Data shown:
--
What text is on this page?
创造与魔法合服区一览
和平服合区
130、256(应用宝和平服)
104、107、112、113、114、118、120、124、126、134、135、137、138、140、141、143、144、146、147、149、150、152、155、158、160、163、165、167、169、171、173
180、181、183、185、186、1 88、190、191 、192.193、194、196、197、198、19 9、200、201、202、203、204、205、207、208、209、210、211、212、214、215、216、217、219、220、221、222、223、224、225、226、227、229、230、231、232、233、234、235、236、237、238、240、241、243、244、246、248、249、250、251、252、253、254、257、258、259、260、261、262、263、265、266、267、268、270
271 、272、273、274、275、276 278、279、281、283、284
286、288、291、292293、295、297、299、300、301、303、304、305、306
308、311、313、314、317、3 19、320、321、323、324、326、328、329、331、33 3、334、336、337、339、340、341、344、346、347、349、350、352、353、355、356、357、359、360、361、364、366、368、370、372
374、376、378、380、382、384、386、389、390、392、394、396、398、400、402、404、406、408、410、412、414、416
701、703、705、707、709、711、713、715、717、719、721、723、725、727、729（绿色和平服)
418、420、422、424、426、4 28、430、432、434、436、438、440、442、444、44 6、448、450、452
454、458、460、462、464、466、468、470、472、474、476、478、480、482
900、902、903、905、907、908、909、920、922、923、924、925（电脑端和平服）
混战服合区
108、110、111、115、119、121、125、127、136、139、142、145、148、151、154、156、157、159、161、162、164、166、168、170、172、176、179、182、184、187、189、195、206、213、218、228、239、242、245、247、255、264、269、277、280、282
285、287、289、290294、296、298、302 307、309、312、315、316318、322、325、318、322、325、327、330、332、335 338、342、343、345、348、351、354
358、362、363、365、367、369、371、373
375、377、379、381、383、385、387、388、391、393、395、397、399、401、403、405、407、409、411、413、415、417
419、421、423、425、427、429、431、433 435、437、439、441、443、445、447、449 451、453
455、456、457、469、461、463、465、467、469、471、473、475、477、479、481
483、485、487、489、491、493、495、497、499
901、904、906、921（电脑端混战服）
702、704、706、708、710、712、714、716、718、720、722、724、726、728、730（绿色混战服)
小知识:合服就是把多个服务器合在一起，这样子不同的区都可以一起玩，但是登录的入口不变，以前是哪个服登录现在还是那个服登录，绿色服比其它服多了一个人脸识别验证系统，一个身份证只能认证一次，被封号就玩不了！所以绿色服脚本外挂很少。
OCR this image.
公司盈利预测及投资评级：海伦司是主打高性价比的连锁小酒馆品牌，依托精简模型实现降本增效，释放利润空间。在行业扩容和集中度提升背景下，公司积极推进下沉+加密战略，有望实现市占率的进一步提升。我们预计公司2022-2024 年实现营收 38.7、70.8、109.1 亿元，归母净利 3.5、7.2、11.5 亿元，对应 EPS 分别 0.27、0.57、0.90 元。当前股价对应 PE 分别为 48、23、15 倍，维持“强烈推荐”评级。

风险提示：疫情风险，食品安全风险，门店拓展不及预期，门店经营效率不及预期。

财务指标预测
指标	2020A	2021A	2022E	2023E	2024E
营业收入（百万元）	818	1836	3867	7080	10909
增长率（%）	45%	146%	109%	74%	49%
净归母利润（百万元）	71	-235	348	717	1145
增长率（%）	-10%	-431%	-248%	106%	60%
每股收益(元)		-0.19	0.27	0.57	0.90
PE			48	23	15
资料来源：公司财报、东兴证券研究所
--
Objective:
Return the full listing, character for character.

Answer:
What text is on this page?
创造与魔法合服区一览
和平服合区
130、256(应用宝和平服)
104、107、112、113、114、118、120、124、126、134、135、137、138、140、141、143、144、146、147、149、150、152、155、158、160、163、165、167、169、171、173
180、181、183、185、186、1 88、190、191 、192.193、194、196、197、198、19 9、200、201、202、203、204、205、207、208、209、210、211、212、214、215、216、217、219、220、221、222、223、224、225、226、227、229、230、231、232、233、234、235、236、237、238、240、241、243、244、246、248、249、250、251、252、253、254、257、258、259、260、261、262、263、265、266、267、268、270
271 、272、273、274、275、276 278、279、281、283、284
286、288、291、292293、295、297、299、300、301、303、304、305、306
308、311、313、314、317、3 19、320、321、323、324、326、328、329、331、33 3、334、336、337、339、340、341、344、346、347、349、350、352、353、355、356、357、359、360、361、364、366、368、370、372
374、376、378、380、382、384、386、389、390、392、394、396、398、400、402、404、406、408、410、412、414、416
701、703、705、707、709、711、713、715、717、719、721、723、725、727、729（绿色和平服)
418、420、422、424、426、4 28、430、432、434、436、438、440、442、444、44 6、448、450、452
454、458、460、462、464、466、468、470、472、474、476、478、480、482
900、902、903、905、907、908、909、920、922、923、924、925（电脑端和平服）
混战服合区
108、110、111、115、119、121、125、127、136、139、142、145、148、151、154、156、157、159、161、162、164、166、168、170、172、176、179、182、184、187、189、195、206、213、218、228、239、242、245、247、255、264、269、277、280、282
285、287、289、290294、296、298、302 307、309、312、315、316318、322、325、318、322、325、327、330、332、335 338、342、343、345、348、351、354
358、362、363、365、367、369、371、373
375、377、379、381、383、385、387、388、391、393、395、397、399、401、403、405、407、409、411、413、415、417
419、421、423、425、427、429、431、433 435、437、439、441、443、445、447、449 451、453
455、456、457、469、461、463、465、467、469、471、473、475、477、479、481
483、485、487、489、491、493、495、497、499
901、904、906、921（电脑端混战服）
702、704、706、708、710、712、714、716、718、720、722、724、726、728、730（绿色混战服)
小知识:合服就是把多个服务器合在一起，这样子不同的区都可以一起玩，但是登录的入口不变，以前是哪个服登录现在还是那个服登录，绿色服比其它服多了一个人脸识别验证系统，一个身份证只能认证一次，被封号就玩不了！所以绿色服脚本外挂很少。
OCR this image.
公司盈利预测及投资评级：海伦司是主打高性价比的连锁小酒馆品牌，依托精简模型实现降本增效，释放利润空间。在行业扩容和集中度提升背景下，公司积极推进下沉+加密战略，有望实现市占率的进一步提升。我们预计公司2022-2024 年实现营收 38.7、70.8、109.1 亿元，归母净利 3.5、7.2、11.5 亿元，对应 EPS 分别 0.27、0.57、0.90 元。当前股价对应 PE 分别为 48、23、15 倍，维持“强烈推荐”评级。

风险提示：疫情风险，食品安全风险，门店拓展不及预期，门店经营效率不及预期。

财务指标预测
指标	2020A	2021A	2022E	2023E	2024E
营业收入（百万元）	818	1836	3867	7080	10909
增长率（%）	45%	146%	109%	74%	49%
净归母利润（百万元）	71	-235	348	717	1145
增长率（%）	-10%	-431%	-248%	106%	60%
每股收益(元)		-0.19	0.27	0.57	0.90
PE			48	23	15
资料来源：公司财报、东兴证券研究所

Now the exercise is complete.